Job >>
Copy the records from their start through the line containing "569, 623, 584]", renaming "chart-title" to "figure-title" and leaving everything else unchanged.

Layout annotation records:
+===+

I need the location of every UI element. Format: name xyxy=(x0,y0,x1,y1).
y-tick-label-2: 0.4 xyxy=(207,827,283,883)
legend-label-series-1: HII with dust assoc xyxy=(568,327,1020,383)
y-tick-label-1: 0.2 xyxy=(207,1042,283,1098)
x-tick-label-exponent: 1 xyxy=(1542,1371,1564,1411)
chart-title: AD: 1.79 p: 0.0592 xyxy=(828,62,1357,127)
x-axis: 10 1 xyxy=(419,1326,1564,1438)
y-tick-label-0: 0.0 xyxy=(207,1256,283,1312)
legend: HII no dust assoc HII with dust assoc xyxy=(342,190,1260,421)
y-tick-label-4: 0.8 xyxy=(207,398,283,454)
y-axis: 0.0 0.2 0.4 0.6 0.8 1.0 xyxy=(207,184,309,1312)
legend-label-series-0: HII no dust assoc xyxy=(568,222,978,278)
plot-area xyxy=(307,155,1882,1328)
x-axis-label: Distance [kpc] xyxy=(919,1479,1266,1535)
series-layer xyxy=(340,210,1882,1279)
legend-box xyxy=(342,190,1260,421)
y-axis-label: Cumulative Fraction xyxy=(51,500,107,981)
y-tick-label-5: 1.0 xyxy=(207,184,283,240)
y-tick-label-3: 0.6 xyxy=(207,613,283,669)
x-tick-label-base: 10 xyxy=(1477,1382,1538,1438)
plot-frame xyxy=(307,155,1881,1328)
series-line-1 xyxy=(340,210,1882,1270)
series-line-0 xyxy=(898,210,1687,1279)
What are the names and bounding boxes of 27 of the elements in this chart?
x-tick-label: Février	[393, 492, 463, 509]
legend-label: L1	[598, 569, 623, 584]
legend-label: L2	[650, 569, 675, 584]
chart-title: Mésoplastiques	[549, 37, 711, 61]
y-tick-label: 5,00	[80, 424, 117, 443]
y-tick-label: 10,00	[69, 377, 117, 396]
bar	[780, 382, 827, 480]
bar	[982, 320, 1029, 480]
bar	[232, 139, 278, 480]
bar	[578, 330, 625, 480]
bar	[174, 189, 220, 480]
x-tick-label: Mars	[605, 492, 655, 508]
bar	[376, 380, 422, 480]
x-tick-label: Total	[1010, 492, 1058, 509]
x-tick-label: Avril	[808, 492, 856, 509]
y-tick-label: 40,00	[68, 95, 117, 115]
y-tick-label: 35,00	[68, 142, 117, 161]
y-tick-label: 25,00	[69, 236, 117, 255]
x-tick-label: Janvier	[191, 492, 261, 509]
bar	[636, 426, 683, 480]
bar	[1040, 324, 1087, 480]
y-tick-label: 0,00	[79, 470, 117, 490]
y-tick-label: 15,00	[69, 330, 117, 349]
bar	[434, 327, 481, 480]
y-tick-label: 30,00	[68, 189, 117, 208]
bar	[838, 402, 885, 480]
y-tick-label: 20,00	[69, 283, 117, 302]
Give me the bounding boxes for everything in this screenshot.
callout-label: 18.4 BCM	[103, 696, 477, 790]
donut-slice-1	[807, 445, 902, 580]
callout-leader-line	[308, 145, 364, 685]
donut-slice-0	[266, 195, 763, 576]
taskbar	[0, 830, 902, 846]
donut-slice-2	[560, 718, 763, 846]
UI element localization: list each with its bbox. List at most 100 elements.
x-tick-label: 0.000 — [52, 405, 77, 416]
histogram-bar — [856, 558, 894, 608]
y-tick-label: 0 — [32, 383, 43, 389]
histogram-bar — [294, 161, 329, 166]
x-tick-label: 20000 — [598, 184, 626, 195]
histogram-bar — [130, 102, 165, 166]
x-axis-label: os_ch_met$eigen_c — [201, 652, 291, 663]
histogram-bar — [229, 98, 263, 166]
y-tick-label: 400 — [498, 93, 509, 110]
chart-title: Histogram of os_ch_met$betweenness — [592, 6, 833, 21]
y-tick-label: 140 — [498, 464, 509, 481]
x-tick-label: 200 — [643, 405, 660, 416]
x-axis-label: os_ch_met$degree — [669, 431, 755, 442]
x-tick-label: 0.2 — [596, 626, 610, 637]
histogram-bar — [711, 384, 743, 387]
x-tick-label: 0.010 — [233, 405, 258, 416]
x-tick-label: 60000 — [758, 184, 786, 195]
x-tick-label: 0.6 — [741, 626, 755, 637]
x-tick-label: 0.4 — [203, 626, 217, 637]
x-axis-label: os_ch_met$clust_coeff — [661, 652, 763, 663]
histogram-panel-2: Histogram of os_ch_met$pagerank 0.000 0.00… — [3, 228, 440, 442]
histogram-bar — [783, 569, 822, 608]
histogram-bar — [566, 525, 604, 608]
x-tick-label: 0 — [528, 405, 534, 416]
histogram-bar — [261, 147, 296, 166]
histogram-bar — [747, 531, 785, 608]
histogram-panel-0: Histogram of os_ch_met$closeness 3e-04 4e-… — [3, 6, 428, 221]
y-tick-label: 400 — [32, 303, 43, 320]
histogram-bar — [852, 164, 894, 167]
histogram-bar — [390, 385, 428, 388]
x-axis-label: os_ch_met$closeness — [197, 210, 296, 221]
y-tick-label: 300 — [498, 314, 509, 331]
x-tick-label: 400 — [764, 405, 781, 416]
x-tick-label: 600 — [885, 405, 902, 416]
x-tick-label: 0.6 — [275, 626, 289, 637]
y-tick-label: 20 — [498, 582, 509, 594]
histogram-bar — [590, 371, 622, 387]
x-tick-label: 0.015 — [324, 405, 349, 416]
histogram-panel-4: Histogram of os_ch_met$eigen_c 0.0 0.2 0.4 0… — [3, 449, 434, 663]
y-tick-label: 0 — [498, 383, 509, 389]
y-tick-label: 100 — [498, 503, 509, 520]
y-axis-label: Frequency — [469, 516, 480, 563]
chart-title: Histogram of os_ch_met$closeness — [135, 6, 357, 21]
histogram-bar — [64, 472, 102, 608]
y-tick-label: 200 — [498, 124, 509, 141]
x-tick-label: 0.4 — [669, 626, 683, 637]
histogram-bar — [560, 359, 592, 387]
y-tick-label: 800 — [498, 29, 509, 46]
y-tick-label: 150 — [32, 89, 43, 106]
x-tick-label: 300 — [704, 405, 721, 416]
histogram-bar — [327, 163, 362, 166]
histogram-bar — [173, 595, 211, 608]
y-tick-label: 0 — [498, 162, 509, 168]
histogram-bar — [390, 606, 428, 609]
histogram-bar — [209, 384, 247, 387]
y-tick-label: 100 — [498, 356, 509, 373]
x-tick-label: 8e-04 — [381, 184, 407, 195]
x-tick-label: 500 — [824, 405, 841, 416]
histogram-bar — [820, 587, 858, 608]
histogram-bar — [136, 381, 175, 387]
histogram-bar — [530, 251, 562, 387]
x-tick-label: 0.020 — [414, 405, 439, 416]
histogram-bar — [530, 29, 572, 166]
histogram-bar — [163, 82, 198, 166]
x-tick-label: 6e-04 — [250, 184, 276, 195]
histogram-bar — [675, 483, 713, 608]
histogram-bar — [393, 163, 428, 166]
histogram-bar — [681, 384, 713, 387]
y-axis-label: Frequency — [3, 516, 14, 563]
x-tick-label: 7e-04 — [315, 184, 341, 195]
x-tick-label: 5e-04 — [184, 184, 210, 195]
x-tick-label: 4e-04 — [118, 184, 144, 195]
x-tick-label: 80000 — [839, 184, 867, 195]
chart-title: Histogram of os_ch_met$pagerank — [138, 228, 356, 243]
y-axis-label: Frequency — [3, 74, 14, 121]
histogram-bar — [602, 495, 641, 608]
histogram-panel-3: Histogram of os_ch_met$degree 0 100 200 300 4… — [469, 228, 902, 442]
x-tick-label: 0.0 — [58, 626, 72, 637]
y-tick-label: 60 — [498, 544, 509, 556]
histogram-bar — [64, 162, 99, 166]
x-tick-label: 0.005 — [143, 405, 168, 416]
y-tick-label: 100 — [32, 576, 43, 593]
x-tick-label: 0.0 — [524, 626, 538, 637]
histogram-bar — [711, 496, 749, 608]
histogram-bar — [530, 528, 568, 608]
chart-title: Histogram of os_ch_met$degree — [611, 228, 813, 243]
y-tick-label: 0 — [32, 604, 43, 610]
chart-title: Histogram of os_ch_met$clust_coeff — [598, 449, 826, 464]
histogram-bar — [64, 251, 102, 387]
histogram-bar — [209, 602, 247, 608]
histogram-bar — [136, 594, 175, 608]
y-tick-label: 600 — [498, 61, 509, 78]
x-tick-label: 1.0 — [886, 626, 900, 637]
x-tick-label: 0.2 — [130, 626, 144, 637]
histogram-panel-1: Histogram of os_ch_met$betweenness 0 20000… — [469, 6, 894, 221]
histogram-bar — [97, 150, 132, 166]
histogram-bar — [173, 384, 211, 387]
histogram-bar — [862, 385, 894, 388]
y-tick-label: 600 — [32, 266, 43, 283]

+===+

Written answer >>
I need the location of every UI element. Format: name xyxy=(x0,y0,x1,y1).
y-tick-label-2: 0.4 xyxy=(207,827,283,883)
legend-label-series-1: HII with dust assoc xyxy=(568,327,1020,383)
y-tick-label-1: 0.2 xyxy=(207,1042,283,1098)
x-tick-label-exponent: 1 xyxy=(1542,1371,1564,1411)
figure-title: AD: 1.79 p: 0.0592 xyxy=(828,62,1357,127)
x-axis: 10 1 xyxy=(419,1326,1564,1438)
y-tick-label-0: 0.0 xyxy=(207,1256,283,1312)
legend: HII no dust assoc HII with dust assoc xyxy=(342,190,1260,421)
y-tick-label-4: 0.8 xyxy=(207,398,283,454)
y-axis: 0.0 0.2 0.4 0.6 0.8 1.0 xyxy=(207,184,309,1312)
legend-label-series-0: HII no dust assoc xyxy=(568,222,978,278)
plot-area xyxy=(307,155,1882,1328)
x-axis-label: Distance [kpc] xyxy=(919,1479,1266,1535)
series-layer xyxy=(340,210,1882,1279)
legend-box xyxy=(342,190,1260,421)
y-axis-label: Cumulative Fraction xyxy=(51,500,107,981)
y-tick-label-5: 1.0 xyxy=(207,184,283,240)
y-tick-label-3: 0.6 xyxy=(207,613,283,669)
x-tick-label-base: 10 xyxy=(1477,1382,1538,1438)
plot-frame xyxy=(307,155,1881,1328)
series-line-1 xyxy=(340,210,1882,1270)
series-line-0 xyxy=(898,210,1687,1279)
What are the names and bounding boxes of 27 of the elements in this chart?
x-tick-label: Février	[393, 492, 463, 509]
legend-label: L1	[598, 569, 623, 584]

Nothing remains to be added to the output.